NOTES TO THE CONSOLIDATED FINANCIAL STATEMENTS—(Continued)

(Unaudited)

Note 1. Basis of Presentation

The accompanying consolidated financial statements of FLIR Systems, Inc. (the “Company”) are unaudited and have been prepared by the Company pursuant to the rules and regulations of the Securities and Exchange Commission. In the opinion of management, these statements have been prepared on the same basis as the audited consolidated financial statements and include all adjustments, consisting of only normal recurring adjustments, necessary for a fair presentation of the consolidated financial position and results of operations for the interim periods. Certain information and footnote disclosures normally included in financial statements prepared in accordance with accounting principles generally accepted in the United States have been condensed or omitted pursuant to such rules and regulations. These consolidated financial statements should be read in conjunction with the Company’s audited consolidated financial statements and the notes thereto included in the Company’s Annual Report on Form 10-K for the year ended December 31, 2006.

The accompanying financial statements include the accounts of the Company and its wholly owned subsidiaries. All intercompany accounts and transactions have been eliminated. The results of operations for the interim periods presented are not necessarily indicative of the operating results to be expected for any subsequent interim period or for the year ending December 31, 2007.

Certain reclassifications have been made in the accompanying consolidated interim financial statements for 2006 to conform to the 2007 presentation.

[Rows from a dataset]
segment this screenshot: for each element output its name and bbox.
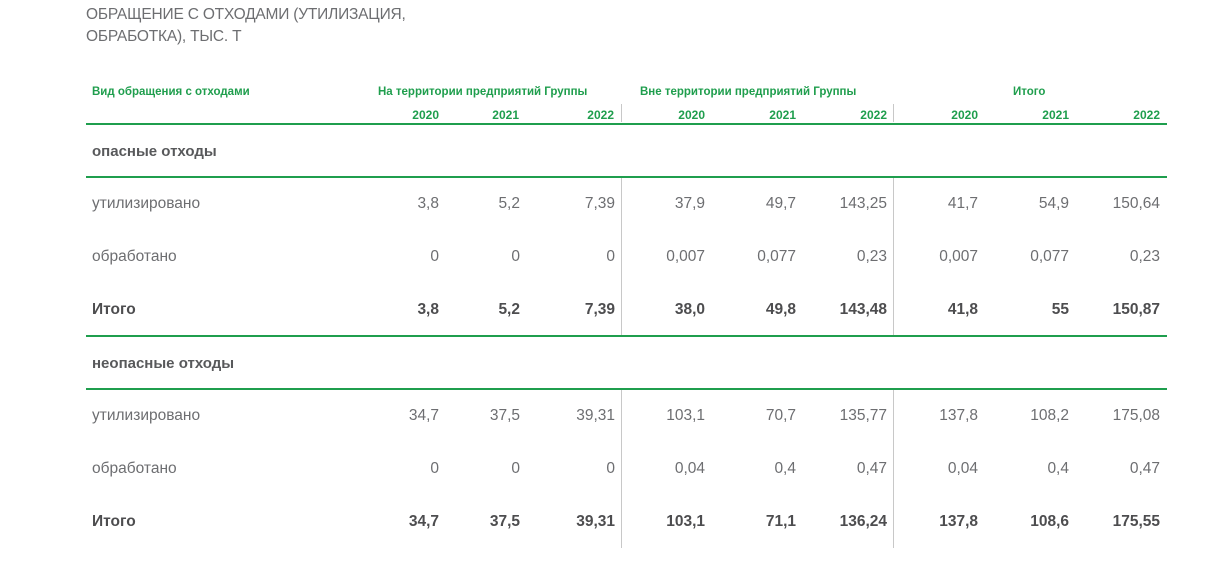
column-divider <box>621 390 622 548</box>
table-cell: 0,007 <box>666 248 705 265</box>
year-header: 2021 <box>492 108 519 122</box>
row-label: обработано <box>92 460 177 477</box>
year-header: 2020 <box>412 108 439 122</box>
year-header: 2022 <box>587 108 614 122</box>
table-cell: 0,23 <box>1129 248 1160 265</box>
table-cell: 136,24 <box>839 513 887 530</box>
row-label: обработано <box>92 248 177 265</box>
year-header: 2022 <box>860 108 887 122</box>
table-cell: 175,08 <box>1112 407 1160 424</box>
table-cell: 3,8 <box>417 301 439 318</box>
row-label: Итого <box>92 301 136 318</box>
table-cell: 143,48 <box>839 301 887 318</box>
table-cell: 108,2 <box>1030 407 1069 424</box>
section-rule <box>86 335 1167 337</box>
column-divider <box>893 178 894 335</box>
column-divider <box>621 178 622 335</box>
total-row: Итого 3,8 5,2 7,39 38,0 49,8 143,48 41,8… <box>86 301 1167 321</box>
table-cell: 150,87 <box>1112 301 1160 318</box>
table-cell: 0,47 <box>1129 460 1160 477</box>
table-cell: 103,1 <box>666 513 705 530</box>
table-cell: 38,0 <box>674 301 705 318</box>
column-header-waste-type: Вид обращения с отходами <box>92 86 250 98</box>
section-title-hazardous: опасные отходы <box>92 143 217 160</box>
header-rule <box>86 123 1167 125</box>
title-line-1: ОБРАЩЕНИЕ С ОТХОДАМИ (УТИЛИЗАЦИЯ, <box>86 6 406 23</box>
table-cell: 0,47 <box>856 460 887 477</box>
table-cell: 175,55 <box>1112 513 1160 530</box>
table-cell: 37,5 <box>489 407 520 424</box>
group-header-total: Итого <box>1013 86 1046 98</box>
table-cell: 0,077 <box>1030 248 1069 265</box>
table-cell: 103,1 <box>666 407 705 424</box>
table-cell: 37,5 <box>489 513 520 530</box>
column-divider <box>621 104 622 122</box>
table-cell: 137,8 <box>939 513 978 530</box>
section-rule <box>86 176 1167 178</box>
table-cell: 41,8 <box>947 301 978 318</box>
table-cell: 49,7 <box>765 195 796 212</box>
table-cell: 3,8 <box>417 195 439 212</box>
table-cell: 34,7 <box>408 407 439 424</box>
table-cell: 41,7 <box>947 195 978 212</box>
table-row: обработано 0 0 0 0,04 0,4 0,47 0,04 0,4 … <box>86 460 1167 480</box>
table-cell: 70,7 <box>765 407 796 424</box>
table-cell: 0,007 <box>939 248 978 265</box>
row-label: утилизировано <box>92 195 201 212</box>
table-title: ОБРАЩЕНИЕ С ОТХОДАМИ (УТИЛИЗАЦИЯ, ОБРАБО… <box>86 4 506 48</box>
year-header: 2021 <box>1042 108 1069 122</box>
table-cell: 34,7 <box>408 513 439 530</box>
section-rule <box>86 388 1167 390</box>
column-divider <box>893 390 894 548</box>
table-cell: 7,39 <box>584 301 615 318</box>
table-cell: 0,077 <box>757 248 796 265</box>
table-cell: 150,64 <box>1112 195 1160 212</box>
total-row: Итого 34,7 37,5 39,31 103,1 71,1 136,24 … <box>86 513 1167 533</box>
table-cell: 71,1 <box>765 513 796 530</box>
table-cell: 54,9 <box>1038 195 1069 212</box>
table-cell: 0 <box>430 460 439 477</box>
table-cell: 0 <box>606 460 615 477</box>
table-cell: 0,4 <box>1047 460 1069 477</box>
table-cell: 0 <box>430 248 439 265</box>
year-header: 2020 <box>678 108 705 122</box>
table-cell: 0,04 <box>674 460 705 477</box>
year-header: 2021 <box>769 108 796 122</box>
section-title-non-hazardous: неопасные отходы <box>92 355 235 372</box>
table-cell: 137,8 <box>939 407 978 424</box>
table-cell: 49,8 <box>765 301 796 318</box>
table-cell: 143,25 <box>839 195 887 212</box>
table-cell: 5,2 <box>498 301 520 318</box>
column-divider <box>893 104 894 122</box>
table-row: утилизировано 34,7 37,5 39,31 103,1 70,7… <box>86 407 1167 427</box>
table-cell: 5,2 <box>498 195 520 212</box>
table-cell: 135,77 <box>839 407 887 424</box>
table-row: утилизировано 3,8 5,2 7,39 37,9 49,7 143… <box>86 195 1167 215</box>
row-label: утилизировано <box>92 407 201 424</box>
table-cell: 39,31 <box>576 513 615 530</box>
group-header-off-site: Вне территории предприятий Группы <box>640 86 857 98</box>
table-cell: 55 <box>1051 301 1069 318</box>
row-label: Итого <box>92 513 136 530</box>
title-line-2: ОБРАБОТКА), ТЫС. Т <box>86 28 242 45</box>
table-cell: 0 <box>606 248 615 265</box>
table-cell: 7,39 <box>584 195 615 212</box>
table-cell: 0,04 <box>947 460 978 477</box>
table-cell: 108,6 <box>1030 513 1069 530</box>
table-cell: 0 <box>511 460 520 477</box>
table-cell: 0 <box>511 248 520 265</box>
table-cell: 37,9 <box>674 195 705 212</box>
year-header: 2020 <box>951 108 978 122</box>
table-cell: 0,23 <box>856 248 887 265</box>
group-header-on-site: На территории предприятий Группы <box>378 86 588 98</box>
year-header: 2022 <box>1133 108 1160 122</box>
table-cell: 0,4 <box>774 460 796 477</box>
table-row: обработано 0 0 0 0,007 0,077 0,23 0,007 … <box>86 248 1167 268</box>
table-cell: 39,31 <box>576 407 615 424</box>
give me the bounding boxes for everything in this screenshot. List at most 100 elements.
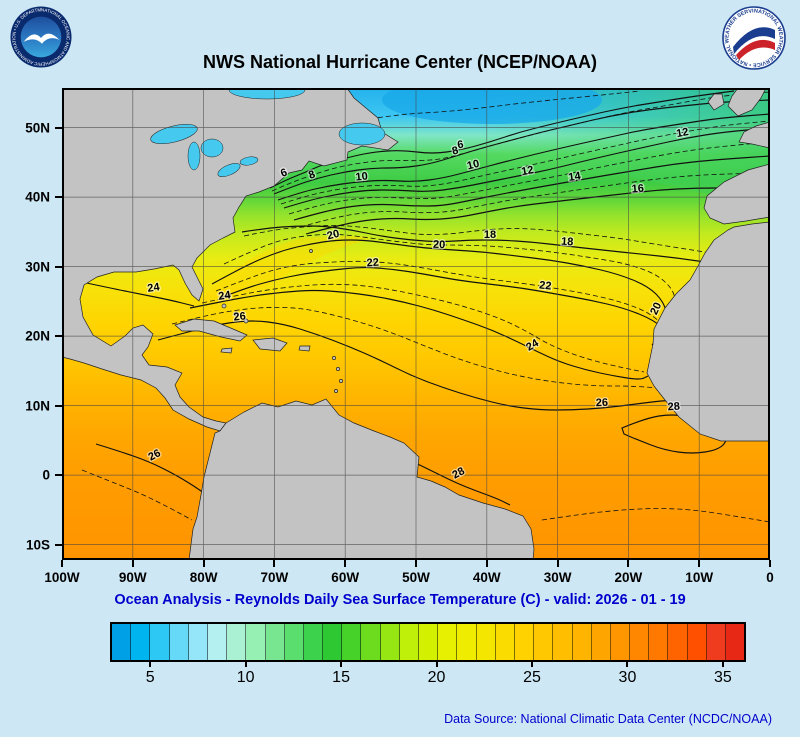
x-tick-mark [202,560,205,567]
isotherm-25 [171,306,753,401]
isotherm-label-18: 18 [484,229,496,241]
x-tick-mark [485,560,488,567]
map-caption: Ocean Analysis - Reynolds Daily Sea Surf… [114,592,686,608]
x-tick-mark [344,560,347,567]
isotherm-11 [280,120,771,205]
isotherm-label-10: 10 [355,170,368,183]
isotherm-15 [299,172,771,228]
colorbar-cell [131,624,151,660]
isotherm-label-26: 26 [596,397,609,409]
colorbar-tick-label: 15 [332,669,350,686]
isotherm-5 [361,90,641,121]
isotherm-14 [293,155,771,221]
land-antilles [334,389,338,393]
gulf-of-st-lawrence [338,122,386,146]
land-south-america [188,398,535,561]
colorbar-tick-label: 5 [145,669,155,686]
sst-map: 6 8 10 6 8 10 12 12 14 16 18 18 20 20 20 22 22 24 24 24 26 26… [61,76,771,561]
isotherm-label-22: 22 [539,279,552,292]
land-bahamas [233,311,239,317]
isotherm-26 [95,443,209,497]
isotherm-label-16: 16 [631,183,644,196]
colorbar-cell [399,624,419,660]
land-hispaniola [252,337,288,352]
y-tick-label: 10S [25,537,50,553]
colorbar-tick-mark [244,660,247,667]
isotherm-10 [277,113,771,201]
x-tick-label: 20W [614,570,643,585]
x-tick-mark [273,560,276,567]
nws-logo: NATIONAL WEATHER SERVICE • NATIONAL WEAT… [722,6,786,70]
lake-huron [200,138,224,158]
y-tick-mark [55,543,62,546]
land-bahamas [221,303,227,309]
lake-michigan [187,141,201,171]
map-frame [62,88,770,560]
colorbar-cell [649,624,669,660]
isotherm-13 [288,141,771,215]
colorbar-cell [438,624,458,660]
latlon-grid [62,88,770,560]
noaa-logo: NATIONAL OCEANIC AND ATMOSPHERIC ADMINIS… [10,6,72,68]
colorbar-cell [495,624,515,660]
colorbar-cell [303,624,324,660]
colorbar-cell [150,624,170,660]
data-source-text: Data Source: National Climatic Data Cent… [444,712,772,726]
y-tick-label: 20N [25,328,50,344]
isotherm-12 [283,127,771,209]
colorbar-tick-label: 35 [714,669,732,686]
colorbar-cell [572,624,592,660]
colorbar-cell [227,624,247,660]
colorbar-cell [207,624,228,660]
colorbar-cell [188,624,208,660]
land-north-america [61,87,399,432]
colorbar-tick-mark [435,660,438,667]
land-jamaica [220,347,233,354]
colorbar-cell [112,624,132,660]
isotherm-18 [241,225,771,271]
isotherm-label-26: 26 [233,310,246,323]
y-tick-label: 40N [25,189,50,205]
lake-erie [217,163,241,177]
x-tick-label: 50W [402,570,430,585]
x-tick-mark [415,560,417,567]
noaa-gull-icon [23,33,60,44]
colorbar-cell [706,624,726,660]
colorbar-cell [284,624,304,660]
isotherm-label-18: 18 [561,236,574,249]
isotherm-26 [157,320,771,415]
colorbar-cell [323,624,343,660]
colorbar [110,622,746,662]
isotherm-7 [271,91,771,192]
isotherm-27 [81,469,193,521]
colorbar-cell [380,624,400,660]
landmasses [61,87,771,561]
gulf-stream-warm-tongue [202,236,372,302]
y-tick-mark [55,404,62,407]
colorbar-tick-mark [721,660,724,667]
isotherm-contours [81,90,771,523]
isotherm-label-20: 20 [326,228,341,243]
nws-red-swoosh-icon [736,39,775,60]
isotherm-label-12: 12 [675,126,689,140]
y-tick-label: 30N [25,259,50,275]
x-tick-label: 100W [44,570,80,585]
isotherm-23 [201,283,645,373]
isotherm-label-20: 20 [433,239,446,251]
colorbar-cell [610,624,631,660]
colorbar-tick-mark [340,660,343,667]
isotherm-label-10: 10 [466,158,481,173]
colorbar-cell [169,624,189,660]
land-ireland [707,93,725,111]
x-tick-label: 40W [472,570,501,585]
x-axis: 100W 90W 80W 70W 60W 50W 40W 30W 20W 10W 0 [44,560,774,600]
lake-superior [150,124,198,144]
isotherm-label-22: 22 [366,257,379,270]
land-cuba [174,318,248,342]
x-tick-label: 70W [260,570,289,585]
colorbar-cell [514,624,535,660]
y-tick-mark [55,474,62,477]
colorbar-tick-mark [531,660,533,667]
lake-ontario [239,156,259,166]
isotherm-label-8: 8 [451,145,460,158]
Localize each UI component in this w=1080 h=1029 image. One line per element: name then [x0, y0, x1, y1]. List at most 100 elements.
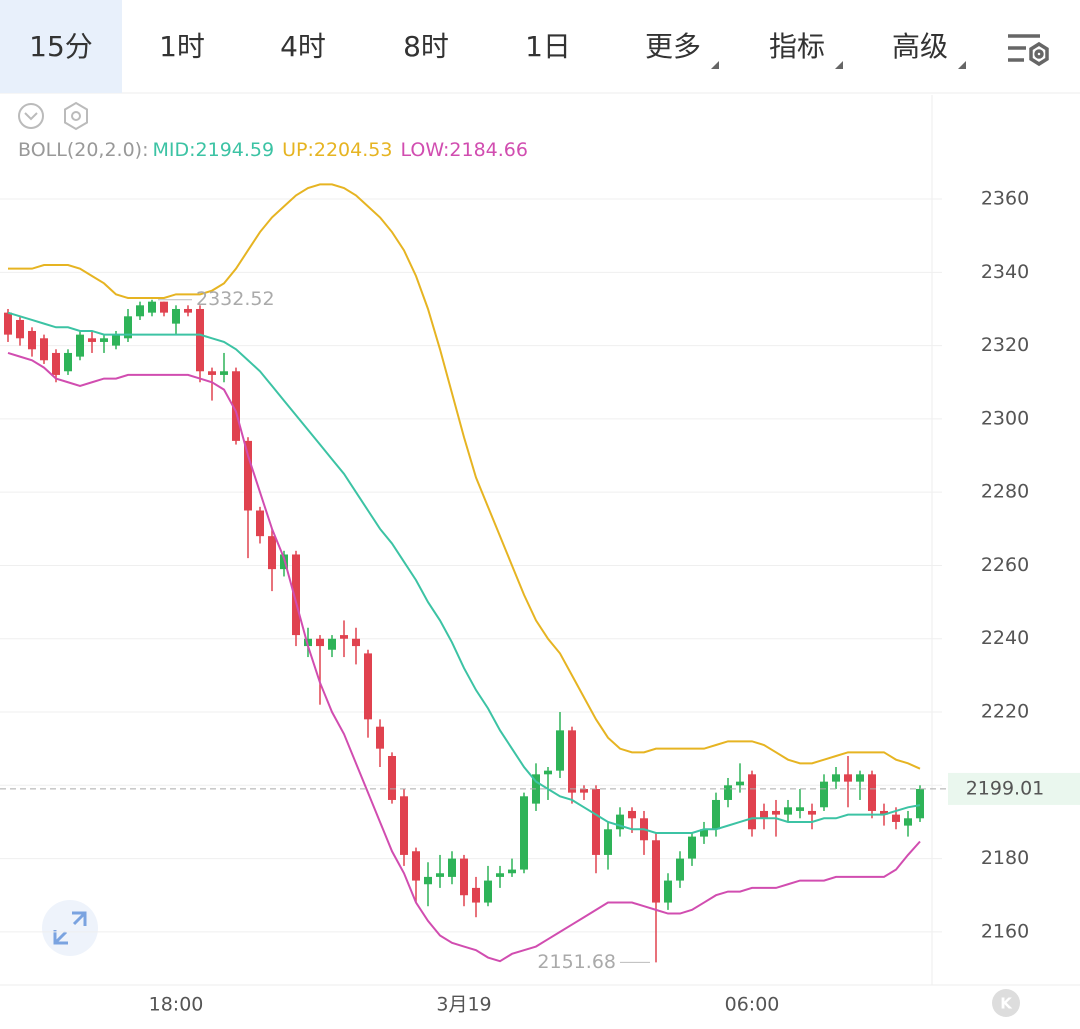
tab[interactable]: 指标: [769, 30, 825, 63]
candle-body: [736, 781, 744, 786]
candle-body: [784, 807, 792, 815]
y-tick-label: 2320: [981, 334, 1029, 356]
band-line: [7, 311, 921, 834]
candle-body: [28, 330, 36, 350]
candle-body: [268, 536, 276, 570]
candle-body: [844, 774, 852, 782]
candle-body: [892, 814, 900, 822]
candle-body: [172, 308, 180, 324]
tab[interactable]: 高级: [892, 30, 948, 63]
candle-body: [184, 308, 192, 313]
y-tick-label: 2260: [981, 554, 1029, 576]
candle-body: [160, 301, 168, 313]
candle-body: [520, 796, 528, 870]
y-tick-label: 2340: [981, 261, 1029, 283]
legend-value: 2184.66: [449, 139, 528, 161]
candle-body: [592, 788, 600, 855]
dropdown-arrow: [958, 61, 966, 69]
min-label: 2151.68: [537, 951, 616, 973]
tab[interactable]: 1时: [159, 30, 205, 63]
candle-body: [4, 312, 12, 335]
candle-body: [352, 638, 360, 647]
candle-body: [832, 774, 840, 782]
candle-body: [724, 785, 732, 800]
candle-body: [100, 338, 108, 342]
candle-body: [328, 638, 336, 650]
candle-body: [748, 774, 756, 830]
candle-body: [664, 880, 672, 903]
indicator-settings-icon[interactable]: [64, 101, 88, 131]
y-tick-label: 2300: [981, 407, 1029, 429]
y-tick-label: 2280: [981, 481, 1029, 503]
max-label: 2332.52: [196, 288, 275, 310]
candle-body: [16, 319, 24, 339]
tab[interactable]: 4时: [280, 30, 326, 63]
candle-body: [376, 726, 384, 749]
k-button[interactable]: K: [992, 989, 1020, 1017]
candle-body: [220, 371, 228, 375]
tab[interactable]: 更多: [645, 30, 701, 63]
candle-body: [580, 788, 588, 793]
candle-body: [916, 788, 924, 819]
candle-body: [772, 810, 780, 815]
fullscreen-button[interactable]: [42, 900, 98, 956]
candle-body: [436, 873, 444, 877]
candle-body: [412, 851, 420, 881]
tab[interactable]: 1日: [525, 30, 571, 63]
collapse-icon[interactable]: [18, 103, 44, 129]
candle-body: [820, 781, 828, 808]
candle-body: [676, 858, 684, 881]
candle-body: [868, 774, 876, 811]
candle-body: [556, 730, 564, 771]
candle-body: [208, 371, 216, 375]
candle-body: [196, 308, 204, 372]
y-tick-label: 2220: [981, 701, 1029, 723]
candle-body: [544, 770, 552, 775]
candle-body: [604, 829, 612, 855]
candle-body: [616, 814, 624, 830]
candle-body: [244, 440, 252, 511]
tab[interactable]: 15分: [29, 30, 93, 63]
candle-body: [796, 807, 804, 811]
legend-name: LOW:: [400, 139, 449, 161]
last-price-label: 2199.01: [966, 777, 1045, 799]
candle-body: [700, 829, 708, 837]
candle-body: [292, 554, 300, 636]
candle-body: [508, 869, 516, 874]
active-tab-bg: [0, 0, 122, 93]
settings-icon[interactable]: [1008, 34, 1049, 67]
candle-body: [652, 840, 660, 903]
legend-name: MID:: [153, 139, 196, 161]
candle-body: [808, 810, 816, 815]
x-tick-label: 06:00: [725, 994, 780, 1016]
candle-body: [712, 799, 720, 830]
candle-body: [472, 887, 480, 903]
candle-body: [316, 638, 324, 647]
candle-body: [628, 810, 636, 819]
x-tick-label: 3月19: [436, 994, 491, 1016]
candle-body: [64, 352, 72, 372]
last-price-bg: [948, 772, 1080, 805]
indicator-legend: BOLL(20,2.0): MID:2194.59 UP:2204.53 LOW:21…: [18, 139, 528, 161]
candle-body: [232, 371, 240, 441]
candle-body: [40, 338, 48, 361]
legend-value: 2194.59: [196, 139, 275, 161]
candle-body: [400, 796, 408, 855]
indicator-name: BOLL(20,2.0):: [18, 139, 149, 161]
candle-body: [904, 818, 912, 826]
dropdown-arrow: [711, 61, 719, 69]
legend-name: UP:: [282, 139, 314, 161]
band-line: [7, 351, 921, 963]
candle-body: [76, 334, 84, 357]
candle-body: [688, 836, 696, 859]
candle-body: [496, 873, 504, 877]
tab[interactable]: 8时: [403, 30, 449, 63]
candle-body: [388, 755, 396, 800]
candle-body: [760, 810, 768, 819]
candle-body: [532, 774, 540, 804]
y-tick-label: 2180: [981, 847, 1029, 869]
candle-body: [364, 653, 372, 720]
legend-value: 2204.53: [314, 139, 393, 161]
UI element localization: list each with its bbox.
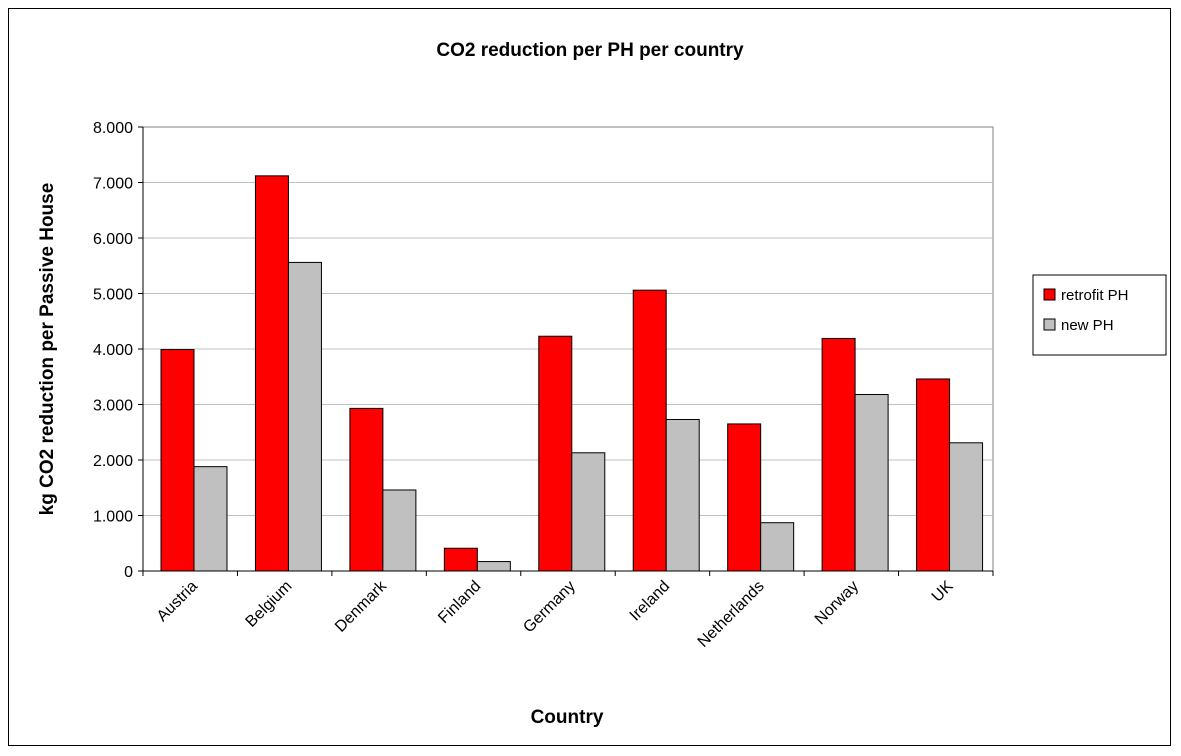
chart-title: CO2 reduction per PH per country bbox=[436, 40, 744, 61]
x-axis-title: Country bbox=[531, 707, 604, 728]
y-tick-label: 4.000 bbox=[93, 342, 133, 359]
y-tick-label: 3.000 bbox=[93, 398, 133, 415]
bar-retrofit-ph bbox=[632, 289, 667, 572]
x-tick-label: Belgium bbox=[243, 578, 296, 631]
legend-swatch bbox=[1043, 288, 1056, 301]
bar-new-ph bbox=[287, 261, 322, 572]
y-tick-label: 0 bbox=[124, 564, 133, 581]
y-tick-label: 7.000 bbox=[93, 176, 133, 193]
legend-box bbox=[1032, 274, 1167, 356]
bar-retrofit-ph bbox=[254, 175, 289, 572]
x-tick-label: Netherlands bbox=[695, 578, 768, 651]
bar-retrofit-ph bbox=[727, 423, 762, 572]
x-tick-label: Ireland bbox=[627, 578, 674, 625]
bar-new-ph bbox=[382, 489, 417, 572]
y-axis-title: kg CO2 reduction per Passive House bbox=[37, 183, 58, 516]
x-tick-label: Germany bbox=[520, 578, 579, 637]
bar-retrofit-ph bbox=[160, 349, 195, 572]
y-tick-label: 2.000 bbox=[93, 453, 133, 470]
bar-retrofit-ph bbox=[916, 378, 951, 572]
bar-new-ph bbox=[854, 394, 889, 572]
bar-retrofit-ph bbox=[538, 335, 573, 572]
legend: retrofit PH new PH bbox=[1032, 274, 1167, 356]
bar-new-ph bbox=[193, 466, 228, 572]
legend-label: retrofit PH bbox=[1061, 287, 1129, 304]
x-tick-label: Norway bbox=[812, 578, 862, 628]
x-tick-label: Denmark bbox=[332, 577, 391, 636]
x-tick-label: Austria bbox=[154, 578, 201, 625]
plot-area: 0 1.000 2.000 3.000 4.000 5.000 6.000 7.000 8.00… bbox=[93, 120, 994, 651]
legend-swatch bbox=[1043, 318, 1056, 331]
bar-new-ph bbox=[949, 442, 984, 572]
x-tick-label: UK bbox=[929, 578, 957, 606]
x-tick-label: Finland bbox=[435, 578, 484, 627]
bar-new-ph bbox=[571, 452, 606, 572]
bar-new-ph bbox=[760, 522, 795, 572]
bar-retrofit-ph bbox=[443, 547, 478, 572]
bar-new-ph bbox=[665, 418, 700, 572]
y-tick-label: 8.000 bbox=[93, 120, 133, 137]
bar-retrofit-ph bbox=[821, 337, 856, 572]
legend-label: new PH bbox=[1061, 317, 1114, 334]
y-tick-label: 5.000 bbox=[93, 287, 133, 304]
y-tick-label: 6.000 bbox=[93, 231, 133, 248]
bar-new-ph bbox=[476, 561, 511, 572]
bar-retrofit-ph bbox=[349, 407, 384, 572]
y-tick-label: 1.000 bbox=[93, 509, 133, 526]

- To do -
1 – According to the basis of presentation note, which report should these financial statements be read together with?
2 – List every organization, country and regulatory filing named in the basis of presentation note.

- Final results -
1 – The Company's Annual Report on Form 10-K for the year ended December 31, 2006.

2 –
- FLIR Systems, Inc.
- Securities and Exchange Commission
- United States
- Annual Report on Form 10-K